**What the exercise asks:** Transcribe precisely those lines of the listing that fall between the line containing "Read this page and output its text content." and the last line, inclusive of both.

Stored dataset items
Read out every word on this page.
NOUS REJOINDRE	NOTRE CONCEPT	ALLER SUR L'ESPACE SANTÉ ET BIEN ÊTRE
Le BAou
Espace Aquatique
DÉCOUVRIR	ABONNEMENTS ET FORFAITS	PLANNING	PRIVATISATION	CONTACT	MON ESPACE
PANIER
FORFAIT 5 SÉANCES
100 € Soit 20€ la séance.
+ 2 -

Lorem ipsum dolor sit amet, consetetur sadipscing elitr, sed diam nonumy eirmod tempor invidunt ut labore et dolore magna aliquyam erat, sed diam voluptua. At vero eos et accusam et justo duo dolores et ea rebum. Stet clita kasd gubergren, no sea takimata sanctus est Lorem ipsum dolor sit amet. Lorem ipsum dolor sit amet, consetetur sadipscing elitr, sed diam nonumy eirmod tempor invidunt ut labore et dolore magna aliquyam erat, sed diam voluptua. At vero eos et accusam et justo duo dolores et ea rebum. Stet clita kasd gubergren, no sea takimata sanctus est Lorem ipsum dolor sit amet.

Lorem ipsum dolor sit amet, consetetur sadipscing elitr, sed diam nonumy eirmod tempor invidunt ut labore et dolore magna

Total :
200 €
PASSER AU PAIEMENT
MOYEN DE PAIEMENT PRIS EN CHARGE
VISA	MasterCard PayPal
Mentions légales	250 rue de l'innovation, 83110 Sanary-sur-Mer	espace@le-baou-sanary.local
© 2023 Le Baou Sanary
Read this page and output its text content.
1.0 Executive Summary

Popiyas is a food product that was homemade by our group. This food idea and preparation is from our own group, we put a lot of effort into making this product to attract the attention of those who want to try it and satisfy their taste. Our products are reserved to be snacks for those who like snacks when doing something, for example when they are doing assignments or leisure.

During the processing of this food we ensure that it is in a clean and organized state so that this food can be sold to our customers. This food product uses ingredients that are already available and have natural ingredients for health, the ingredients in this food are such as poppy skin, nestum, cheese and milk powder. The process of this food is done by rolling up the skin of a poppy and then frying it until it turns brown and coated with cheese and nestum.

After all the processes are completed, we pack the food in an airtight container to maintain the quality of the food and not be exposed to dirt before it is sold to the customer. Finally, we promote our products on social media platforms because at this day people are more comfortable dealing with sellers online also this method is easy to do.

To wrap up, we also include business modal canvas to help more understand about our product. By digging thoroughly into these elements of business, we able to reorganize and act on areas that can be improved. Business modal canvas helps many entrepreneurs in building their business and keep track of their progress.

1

**The response:**
Read this page and output its text content.
1.0 Executive Summary

Popiyas is a food product that was homemade by our group. This food idea and preparation is from our own group, we put a lot of effort into making this product to attract the attention of those who want to try it and satisfy their taste. Our products are reserved to be snacks for those who like snacks when doing something, for example when they are doing assignments or leisure.

During the processing of this food we ensure that it is in a clean and organized state so that this food can be sold to our customers. This food product uses ingredients that are already available and have natural ingredients for health, the ingredients in this food are such as poppy skin, nestum, cheese and milk powder. The process of this food is done by rolling up the skin of a poppy and then frying it until it turns brown and coated with cheese and nestum.

After all the processes are completed, we pack the food in an airtight container to maintain the quality of the food and not be exposed to dirt before it is sold to the customer. Finally, we promote our products on social media platforms because at this day people are more comfortable dealing with sellers online also this method is easy to do.

To wrap up, we also include business modal canvas to help more understand about our product. By digging thoroughly into these elements of business, we able to reorganize and act on areas that can be improved. Business modal canvas helps many entrepreneurs in building their business and keep track of their progress.

1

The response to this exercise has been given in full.